• Exercise details: Return all lines where the word "waveform" can be found.

[START OF Dataset]

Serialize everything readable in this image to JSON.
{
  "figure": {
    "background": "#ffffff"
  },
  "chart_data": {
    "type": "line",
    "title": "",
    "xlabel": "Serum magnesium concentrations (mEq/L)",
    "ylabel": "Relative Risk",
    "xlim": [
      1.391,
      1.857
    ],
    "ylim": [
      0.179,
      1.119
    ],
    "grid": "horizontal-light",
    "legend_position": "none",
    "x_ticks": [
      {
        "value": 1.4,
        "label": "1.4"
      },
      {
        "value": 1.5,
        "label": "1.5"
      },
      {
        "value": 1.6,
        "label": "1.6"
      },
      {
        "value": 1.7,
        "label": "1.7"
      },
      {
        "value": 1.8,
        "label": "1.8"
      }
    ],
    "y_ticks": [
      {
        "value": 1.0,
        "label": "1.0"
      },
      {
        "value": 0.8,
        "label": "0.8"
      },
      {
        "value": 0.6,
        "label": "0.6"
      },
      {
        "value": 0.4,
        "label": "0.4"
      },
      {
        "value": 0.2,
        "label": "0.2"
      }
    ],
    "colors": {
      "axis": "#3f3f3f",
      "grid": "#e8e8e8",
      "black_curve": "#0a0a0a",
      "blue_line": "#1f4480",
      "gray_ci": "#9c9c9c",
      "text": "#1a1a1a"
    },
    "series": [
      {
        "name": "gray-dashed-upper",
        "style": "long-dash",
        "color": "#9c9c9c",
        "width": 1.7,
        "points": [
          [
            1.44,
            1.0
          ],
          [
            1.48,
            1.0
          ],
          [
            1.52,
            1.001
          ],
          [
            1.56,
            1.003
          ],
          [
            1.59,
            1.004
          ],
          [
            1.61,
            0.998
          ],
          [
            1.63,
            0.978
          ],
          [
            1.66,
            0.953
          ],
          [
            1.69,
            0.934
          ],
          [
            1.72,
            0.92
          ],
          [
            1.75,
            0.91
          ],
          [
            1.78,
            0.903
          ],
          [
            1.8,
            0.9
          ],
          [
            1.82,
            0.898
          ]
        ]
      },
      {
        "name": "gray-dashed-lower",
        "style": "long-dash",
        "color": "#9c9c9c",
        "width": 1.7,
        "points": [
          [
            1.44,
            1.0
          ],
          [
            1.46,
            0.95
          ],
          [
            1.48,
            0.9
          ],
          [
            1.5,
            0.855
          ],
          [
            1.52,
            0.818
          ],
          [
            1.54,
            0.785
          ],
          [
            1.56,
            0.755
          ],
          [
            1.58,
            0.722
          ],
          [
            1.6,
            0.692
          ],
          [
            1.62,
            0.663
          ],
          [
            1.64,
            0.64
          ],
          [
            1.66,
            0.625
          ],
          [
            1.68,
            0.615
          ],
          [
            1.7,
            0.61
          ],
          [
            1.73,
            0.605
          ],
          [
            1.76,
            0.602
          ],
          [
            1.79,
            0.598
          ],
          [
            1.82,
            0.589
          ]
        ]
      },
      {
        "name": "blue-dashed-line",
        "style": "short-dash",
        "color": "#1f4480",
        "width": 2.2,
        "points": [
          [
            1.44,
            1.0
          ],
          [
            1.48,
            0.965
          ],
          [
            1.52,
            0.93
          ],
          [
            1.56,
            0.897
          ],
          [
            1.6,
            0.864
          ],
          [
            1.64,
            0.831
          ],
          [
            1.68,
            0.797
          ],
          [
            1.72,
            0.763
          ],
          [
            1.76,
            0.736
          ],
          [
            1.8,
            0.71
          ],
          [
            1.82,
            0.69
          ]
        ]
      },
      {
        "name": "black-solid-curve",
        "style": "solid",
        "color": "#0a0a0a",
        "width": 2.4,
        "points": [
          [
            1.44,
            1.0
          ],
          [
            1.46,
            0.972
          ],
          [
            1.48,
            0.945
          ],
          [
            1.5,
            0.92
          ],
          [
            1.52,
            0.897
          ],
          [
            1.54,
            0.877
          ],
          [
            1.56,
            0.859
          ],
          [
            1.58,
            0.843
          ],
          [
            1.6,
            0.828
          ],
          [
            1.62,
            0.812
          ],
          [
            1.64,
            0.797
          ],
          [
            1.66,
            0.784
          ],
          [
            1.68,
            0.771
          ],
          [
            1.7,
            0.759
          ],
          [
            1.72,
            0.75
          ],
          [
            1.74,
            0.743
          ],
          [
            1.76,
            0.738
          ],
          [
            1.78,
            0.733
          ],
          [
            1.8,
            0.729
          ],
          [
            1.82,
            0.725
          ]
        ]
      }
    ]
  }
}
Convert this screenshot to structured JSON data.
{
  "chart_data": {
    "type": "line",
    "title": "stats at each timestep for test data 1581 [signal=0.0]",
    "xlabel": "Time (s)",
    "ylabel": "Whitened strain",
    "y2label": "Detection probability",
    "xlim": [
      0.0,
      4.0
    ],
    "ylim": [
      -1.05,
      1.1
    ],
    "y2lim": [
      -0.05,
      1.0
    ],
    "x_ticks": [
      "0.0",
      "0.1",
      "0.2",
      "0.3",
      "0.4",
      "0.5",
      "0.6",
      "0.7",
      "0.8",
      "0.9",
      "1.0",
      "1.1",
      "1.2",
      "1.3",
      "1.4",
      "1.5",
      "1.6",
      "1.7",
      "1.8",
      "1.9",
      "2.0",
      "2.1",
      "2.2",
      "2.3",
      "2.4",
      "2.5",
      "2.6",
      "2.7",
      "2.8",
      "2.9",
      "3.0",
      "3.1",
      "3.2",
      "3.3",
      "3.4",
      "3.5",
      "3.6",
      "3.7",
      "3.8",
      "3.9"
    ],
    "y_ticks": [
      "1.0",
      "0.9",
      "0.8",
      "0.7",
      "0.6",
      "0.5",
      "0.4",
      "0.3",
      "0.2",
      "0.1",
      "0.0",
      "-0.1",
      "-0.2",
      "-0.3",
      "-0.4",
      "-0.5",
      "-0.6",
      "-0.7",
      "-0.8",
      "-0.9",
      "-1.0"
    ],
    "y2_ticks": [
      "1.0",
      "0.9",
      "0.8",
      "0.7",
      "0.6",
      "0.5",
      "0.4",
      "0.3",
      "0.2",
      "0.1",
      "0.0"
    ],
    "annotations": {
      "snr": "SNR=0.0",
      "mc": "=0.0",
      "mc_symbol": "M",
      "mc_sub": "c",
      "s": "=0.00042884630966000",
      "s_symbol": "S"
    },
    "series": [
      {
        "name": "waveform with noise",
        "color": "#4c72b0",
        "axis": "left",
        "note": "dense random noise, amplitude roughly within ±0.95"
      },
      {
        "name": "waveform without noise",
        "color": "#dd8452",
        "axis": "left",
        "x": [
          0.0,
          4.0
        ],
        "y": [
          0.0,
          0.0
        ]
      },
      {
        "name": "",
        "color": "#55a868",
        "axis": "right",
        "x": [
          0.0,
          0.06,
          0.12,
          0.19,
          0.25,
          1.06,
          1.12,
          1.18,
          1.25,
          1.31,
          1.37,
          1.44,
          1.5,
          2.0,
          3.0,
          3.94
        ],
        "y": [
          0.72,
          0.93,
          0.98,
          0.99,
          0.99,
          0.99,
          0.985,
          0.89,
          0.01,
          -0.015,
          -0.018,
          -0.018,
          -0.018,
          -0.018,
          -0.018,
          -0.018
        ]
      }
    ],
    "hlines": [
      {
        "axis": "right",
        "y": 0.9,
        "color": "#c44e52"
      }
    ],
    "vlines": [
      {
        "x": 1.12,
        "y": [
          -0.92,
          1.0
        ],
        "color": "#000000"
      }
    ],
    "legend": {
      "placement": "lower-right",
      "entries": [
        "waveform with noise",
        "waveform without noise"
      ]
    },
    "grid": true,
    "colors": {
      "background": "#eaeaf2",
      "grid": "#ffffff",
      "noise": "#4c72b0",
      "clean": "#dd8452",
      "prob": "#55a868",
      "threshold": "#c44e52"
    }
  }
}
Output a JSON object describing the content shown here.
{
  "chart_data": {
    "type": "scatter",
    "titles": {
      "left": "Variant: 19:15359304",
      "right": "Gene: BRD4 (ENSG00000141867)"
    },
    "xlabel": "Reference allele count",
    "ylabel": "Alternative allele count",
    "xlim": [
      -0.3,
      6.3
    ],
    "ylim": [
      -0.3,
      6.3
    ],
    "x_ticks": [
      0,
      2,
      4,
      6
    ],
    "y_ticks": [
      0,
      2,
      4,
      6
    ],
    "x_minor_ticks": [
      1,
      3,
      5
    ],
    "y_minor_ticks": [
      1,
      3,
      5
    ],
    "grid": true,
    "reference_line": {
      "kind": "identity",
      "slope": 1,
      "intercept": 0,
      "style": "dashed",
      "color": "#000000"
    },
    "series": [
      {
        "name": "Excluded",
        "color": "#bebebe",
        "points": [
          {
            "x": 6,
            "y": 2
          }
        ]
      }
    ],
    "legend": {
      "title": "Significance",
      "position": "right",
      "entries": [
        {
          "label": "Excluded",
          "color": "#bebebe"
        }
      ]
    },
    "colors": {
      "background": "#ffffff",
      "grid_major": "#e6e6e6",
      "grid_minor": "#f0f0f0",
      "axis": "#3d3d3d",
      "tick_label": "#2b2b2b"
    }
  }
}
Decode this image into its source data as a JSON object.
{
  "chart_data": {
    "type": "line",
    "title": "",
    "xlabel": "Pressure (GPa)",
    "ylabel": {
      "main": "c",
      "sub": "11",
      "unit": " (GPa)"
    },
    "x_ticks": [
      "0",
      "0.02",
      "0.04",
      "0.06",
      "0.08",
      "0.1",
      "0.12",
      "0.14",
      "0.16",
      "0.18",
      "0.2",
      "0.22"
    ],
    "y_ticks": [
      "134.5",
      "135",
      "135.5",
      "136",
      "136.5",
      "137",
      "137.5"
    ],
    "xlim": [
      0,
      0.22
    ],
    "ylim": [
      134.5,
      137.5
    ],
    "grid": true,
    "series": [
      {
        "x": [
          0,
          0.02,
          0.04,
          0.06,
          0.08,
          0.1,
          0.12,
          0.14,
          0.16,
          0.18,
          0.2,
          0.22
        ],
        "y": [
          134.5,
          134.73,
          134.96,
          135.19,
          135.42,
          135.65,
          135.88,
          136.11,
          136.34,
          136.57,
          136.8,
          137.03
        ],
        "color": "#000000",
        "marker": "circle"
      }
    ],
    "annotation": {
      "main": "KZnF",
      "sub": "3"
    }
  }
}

[END OF Dataset]

• Solution for this problem:
        "name": "waveform with noise",
        "name": "waveform without noise",
        "waveform with noise",
        "waveform without noise"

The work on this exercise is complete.